- _TASK DESCRIPTION_
Establish how many lines in the material include the string "pocztowy" and report it as a lone number.

- _DATA EXCERPTS_

+++

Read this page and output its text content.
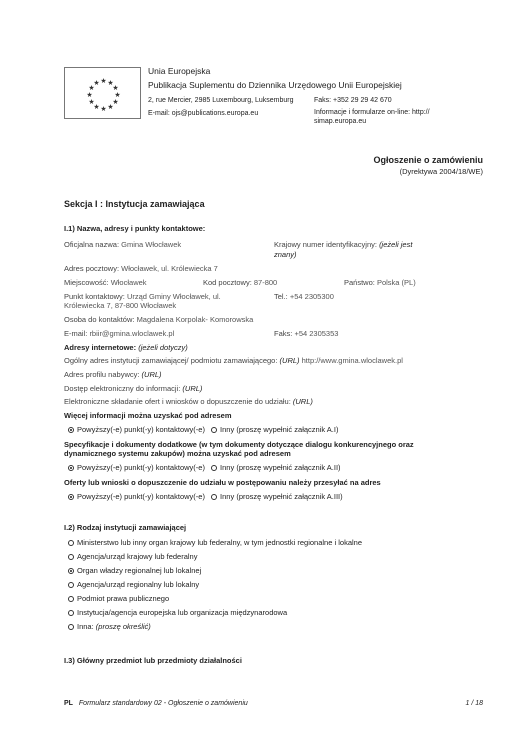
★ ★
★
★
★
★
★
★
★
★
★
★
Unia Europejska
Publikacja Suplementu do Dziennika Urzędowego Unii Europejskiej
2, rue Mercier, 2985 Luxembourg, Luksemburg	Faks: +352 29 29 42 670
E-mail: ojs@publications.europa.eu	Informacje i formularze on-line: http://
simap.europa.eu
Ogłoszenie o zamówieniu
(Dyrektywa 2004/18/WE)
Sekcja I : Instytucja zamawiająca
I.1) Nazwa, adresy i punkty kontaktowe:
Oficjalna nazwa: Gmina Włocławek	Krajowy numer identyfikacyjny: (jeżeli jest
znany)
Adres pocztowy: Włocławek, ul. Królewiecka 7
Miejscowość: Włocławek	Kod pocztowy: 87-800	Państwo: Polska (PL)
Punkt kontaktowy: Urząd Gminy Włocławek, ul.
Królewiecka 7, 87-800 Włocławek
Tel.: +54 2305300
Osoba do kontaktów: Magdalena Korpolak- Komorowska
E-mail: rbiir@gmina.wloclawek.pl	Faks: +54 2305353
Adresy internetowe: (jeżeli dotyczy)
Ogólny adres instytucji zamawiającej/ podmiotu zamawiającego: (URL) http://www.gmina.wloclawek.pl
Adres profilu nabywcy: (URL)
Dostęp elektroniczny do informacji: (URL)
Elektroniczne składanie ofert i wniosków o dopuszczenie do udziału: (URL)
Więcej informacji można uzyskać pod adresem
Powyższy(-e) punkt(-y) kontaktowy(-e) Inny (proszę wypełnić załącznik A.I)
Specyfikacje i dokumenty dodatkowe (w tym dokumenty dotyczące dialogu konkurencyjnego oraz
dynamicznego systemu zakupów) można uzyskać pod adresem
Powyższy(-e) punkt(-y) kontaktowy(-e) Inny (proszę wypełnić załącznik A.II)
Oferty lub wnioski o dopuszczenie do udziału w postępowaniu należy przesyłać na adres
Powyższy(-e) punkt(-y) kontaktowy(-e) Inny (proszę wypełnić załącznik A.III)
I.2) Rodzaj instytucji zamawiającej
Ministerstwo lub inny organ krajowy lub federalny, w tym jednostki regionalne i lokalne
Agencja/urząd krajowy lub federalny
Organ władzy regionalnej lub lokalnej
Agencja/urząd regionalny lub lokalny
Podmiot prawa publicznego
Instytucja/agencja europejska lub organizacja międzynarodowa
Inna: (proszę określić)
I.3) Główny przedmiot lub przedmioty działalności
PL Formularz standardowy 02 - Ogłoszenie o zamówieniu	1 / 18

+++

- _FINAL ANSWER_
2